Problems to solve:
- A) Answer the following questions using the text on renewable energy costs.
(i) What cost per household does the Wood Mackenzie analysis give for the United States?
(ii) Approximately how much land is needed to replace one conventional natural gas or coal plant with a wind farm of similar capacity?
(iii) What total extra electricity costs to consumers does the University of Chicago working paper attribute to REMs?
- B) Reproduce word for word the portion of the text on renewable energy costs starting at "A June 2019" and ending at "that time period.".

A June 2019 analysis from Scottish consulting firm Wood Mackenzie estimates the cost of transitioning the United States to 100 percent renewable energy by 2030, as recommended by the “Green New Deal” and other overzealous climate change plans, would cost at least $4.5 trillion over that time period.
“For any country to embrace a nationwide transition to 100 percent renewable energy … or zero carbon … emissions constitutes a massive disruption with far-flung economic and social repercussions,” the analysis states. In the United States, that means a $35,000 cost to each household, around $1,750 per year for 20 years.
“The total price of transition,” the analysis states, “includes everything needed to reliably produce and deliver clean energy to consumers. This price includes building and operating generation facilities, making capacity payments, investing in transmission and distribution infrastructure, delivering customer-facing grid edge technology and more.”
This is not the first analysis to show the high cost of radical plans to decarbonize the economy in a single generation. The American Action Forum estimates the costs of moving the entire country to 100 percent renewable sources would be $5.7 trillion, or $42,000 per household. A 2019 brief from the Institute for Energy Research estimates getting to 100 percent renewable generation is “nothing more than a myth,” and attempting to do so would be an economic “catastrophe” for the United States.
As James Taylor of The Heartland Institute notes in a recent Policy Brief, “Building the wind turbines and solar facilities needed to power the United States under the provisions of the Green New Deal [or any other decarbonization plan] would result in the destruction of tens of millions of acres of habitat for countless species across the country, including some endangered species.” To replace one conventional natural gas or coal plant with a wind farm capable of generating similar capacity requires approximately 300 square miles of land. Taylor notes replacing every conventional power plant in the United States with wind and solar facilities would require an amount of land about the size of California.
Unfortunately, several states are adopting renewable energy mandates (REMs) of 100 percent. These include California, Hawaii, Nevada, New Mexico, New York, and the District of Columbia. Twenty-three other states have passed REMs, also known as renewable portfolio standards, of a smaller scale. However, even these smaller plans are extremely costly to electricity consumers.
A 2019 working paper from the Energy Policy Institute at the University of Chicago showed REMs are dramatically increasing retail electricity prices and are a very expensive way to try to reduce carbon dioxide emissions. According to the study, seven years after REMs are enacted, renewables’ share of electricity generation increases by only 1.8 percent. The authors also found REMs raise retail electricity prices by 11 percent. After 12 years and a 4.2 percent increase in renewables’ share of generation, these prices rise by 17 percent. Altogether, the total extra electricity costs of REMs to consumers in the states that have enacted an REM are $125.2 billion.
The study also reveals reducing carbon dioxide emissions through an REM costs $130 – $460 per ton of carbon dioxide abated. These increased costs are, at the low end, almost three times higher than the social cost of carbon estimated by the Interagency Working Group set up by the Obama administration, which is roughly $46 per ton for 2020. It should be noted that whether there is a “social cost” to carbon dioxide emissions at all is debatable.

Given entries:
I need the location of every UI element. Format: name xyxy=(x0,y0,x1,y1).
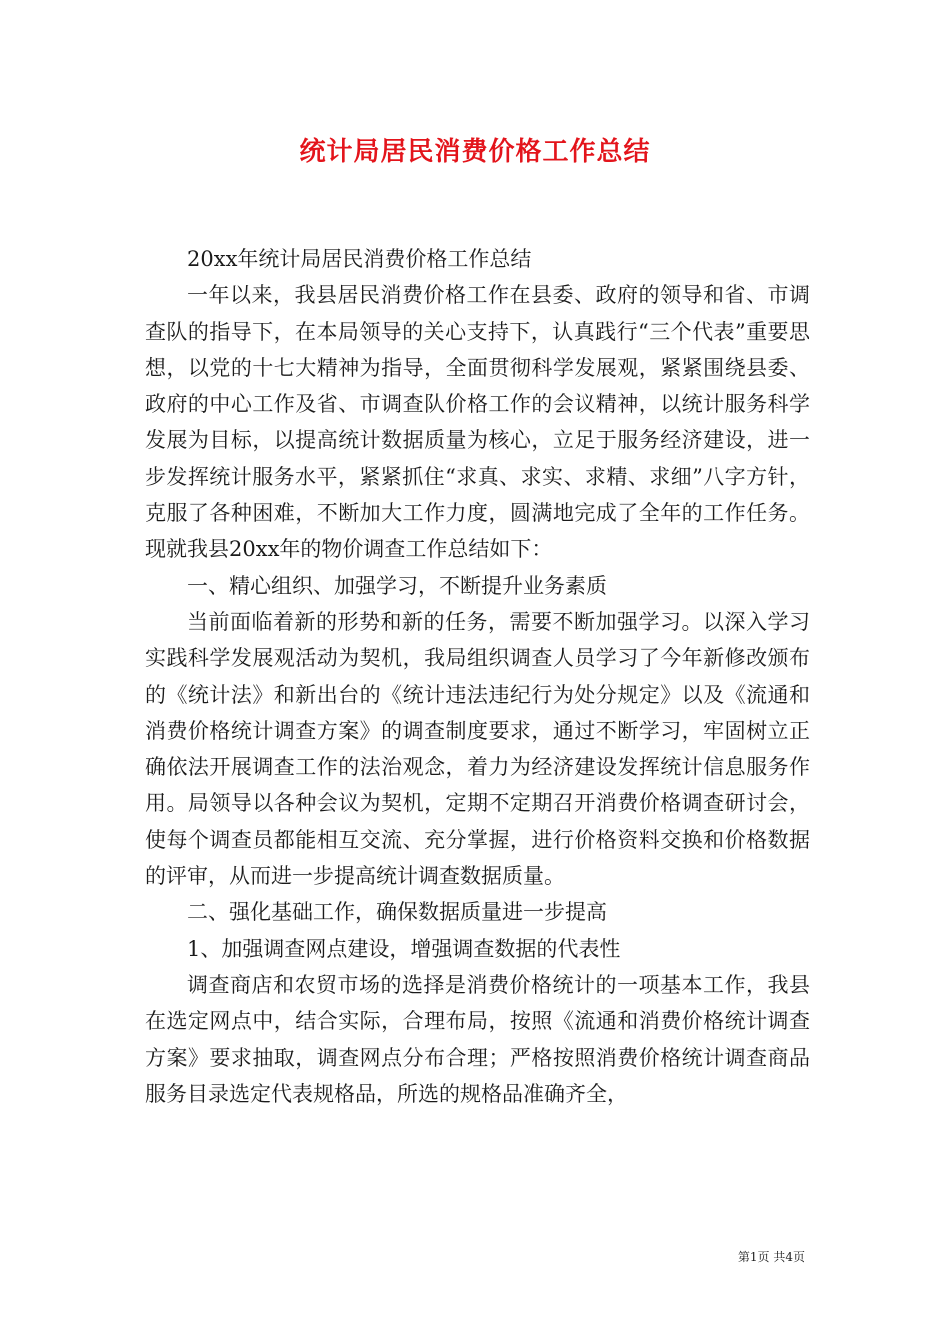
paragraph-intro: 一年以来，我县居民消费价格工作在县委、政府的领导和省、市调查队的指导下，在本局领导的关心支持下，认真践行“三个代表”重要思想，以党的十七大精神为指导，全面贯彻科学发展观，紧紧围绕县委、政府的中心工作及省、市调查队价格工作的会议精神，以统计服务科学发展为目标，以提高统计数据质量为核心，立足于服务经济建设，进一步发挥统计服务水平，紧紧抓住“求真、求实、求精、求细”八字方针，克服了各种困难，不断加大工作力度，圆满地完成了全年的工作任务。现就我县20xx年的物价调查工作总结如下： xyxy=(145,283,810,562)
subsection-heading-1: 1、加强调查网点建设，增强调查数据的代表性 xyxy=(187,936,621,961)
section-heading-1: 一、精心组织、加强学习，不断提升业务素质 xyxy=(187,573,607,598)
section-heading-2: 二、强化基础工作，确保数据质量进一步提高 xyxy=(187,900,607,925)
page-number: 第1页 共4页 xyxy=(737,1250,805,1264)
paragraph-subtitle: 20xx年统计局居民消费价格工作总结 xyxy=(187,247,532,271)
document-title: 统计局居民消费价格工作总结 xyxy=(299,137,651,167)
document-body xyxy=(145,241,810,1112)
paragraph-section-1: 当前面临着新的形势和新的任务，需要不断加强学习。以深入学习实践科学发展观活动为契机，我局组织调查人员学习了今年新修改颁布的《统计法》和新出台的《统计违法违纪行为处分规定》以及《流通和消费价格统计调查方案》的调查制度要求，通过不断学习，牢固树立正确依法开展调查工作的法治观念，着力为经济建设发挥统计信息服务作用。局领导以各种会议为契机，定期不定期召开消费价格调查研讨会，使每个调查员都能相互交流、充分掌握，进行价格资料交换和价格数据的评审，从而进一步提高统计调查数据质量。 xyxy=(145,609,810,889)
paragraph-subsection-1: 调查商店和农贸市场的选择是消费价格统计的一项基本工作，我县在选定网点中，结合实际，合理布局，按照《流通和消费价格统计调查方案》要求抽取，调查网点分布合理；严格按照消费价格统计调查商品服务目录选定代表规格品，所选的规格品准确齐全， xyxy=(145,972,810,1106)
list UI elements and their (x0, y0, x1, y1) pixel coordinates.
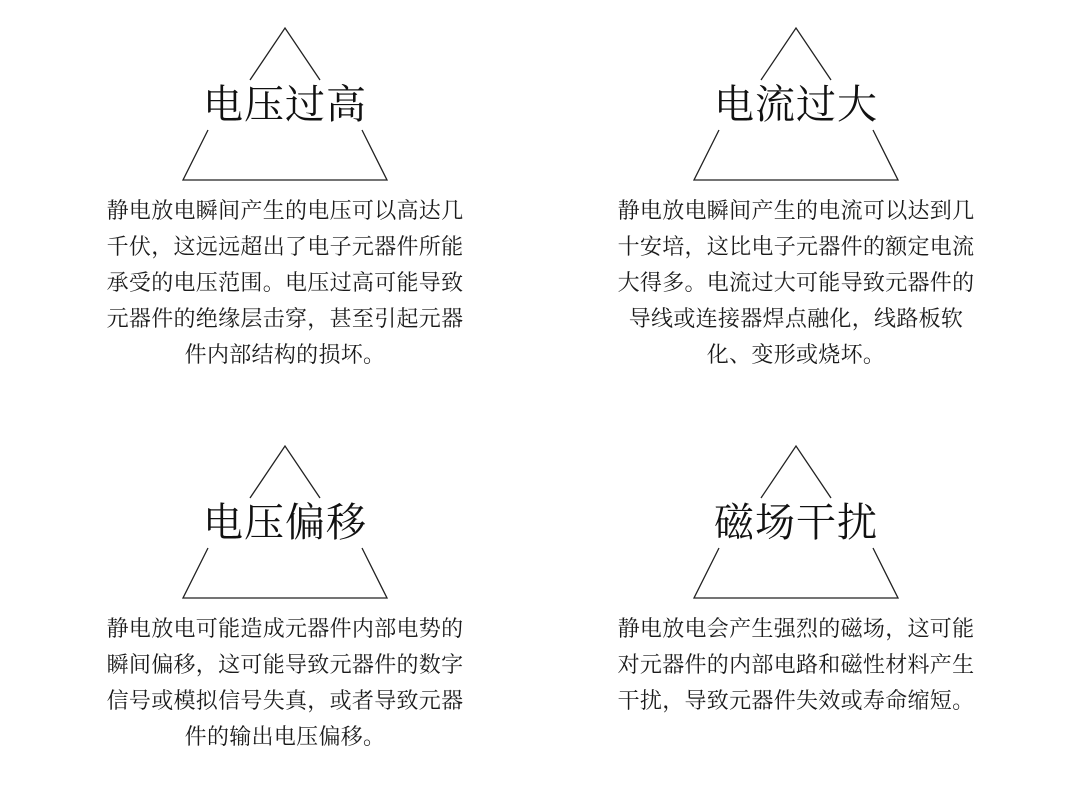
card-title: 电流过大 (714, 82, 878, 128)
description-line: 件内部结构的损坏。 (184, 343, 386, 368)
card-description (65, 612, 505, 756)
description-line: 件的输出电压偏移。 (184, 725, 386, 750)
description-line: 导线或连接器焊点融化，线路板软 (628, 307, 964, 332)
description-line: 静电放电瞬间产生的电压可以高达几 (106, 199, 464, 224)
description-line: 静电放电会产生强烈的磁场，这可能 (617, 617, 975, 642)
card-title: 磁场干扰 (714, 500, 878, 546)
description-line: 大得多。电流过大可能导致元器件的 (617, 271, 975, 296)
description-line: 元器件的绝缘层击穿，甚至引起元器 (106, 307, 464, 332)
description-line: 承受的电压范围。电压过高可能导致 (106, 271, 464, 296)
description-line: 十安培，这比电子元器件的额定电流 (617, 235, 975, 260)
description-line: 化、变形或烧坏。 (706, 343, 886, 368)
description-line: 信号或模拟信号失真，或者导致元器 (106, 689, 464, 714)
card-description (576, 194, 1016, 374)
description-line: 静电放电可能造成元器件内部电势的 (106, 617, 464, 642)
card-title: 电压过高 (203, 82, 367, 128)
card-description (576, 612, 1016, 720)
description-line: 瞬间偏移，这可能导致元器件的数字 (106, 653, 464, 678)
description-line: 静电放电瞬间产生的电流可以达到几 (617, 199, 975, 224)
description-line: 对元器件的内部电路和磁性材料产生 (617, 653, 975, 678)
card-description (65, 194, 505, 374)
description-line: 干扰，导致元器件失效或寿命缩短。 (617, 689, 975, 714)
card-title: 电压偏移 (203, 500, 367, 546)
description-line: 千伏，这远远超出了电子元器件所能 (106, 235, 464, 260)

Task-by-task results:
- A)
(i) $35,000 per household, around $1,750 per year for 20 years.
(ii) Approximately 300 square miles.
(iii) $125.2 billion.

- B)
A June 2019 analysis from Scottish consulting firm Wood Mackenzie estimates the cost of transitioning the United States to 100 percent renewable energy by 2030, as recommended by the “Green New Deal” and other overzealous climate change plans, would cost at least $4.5 trillion over that time period.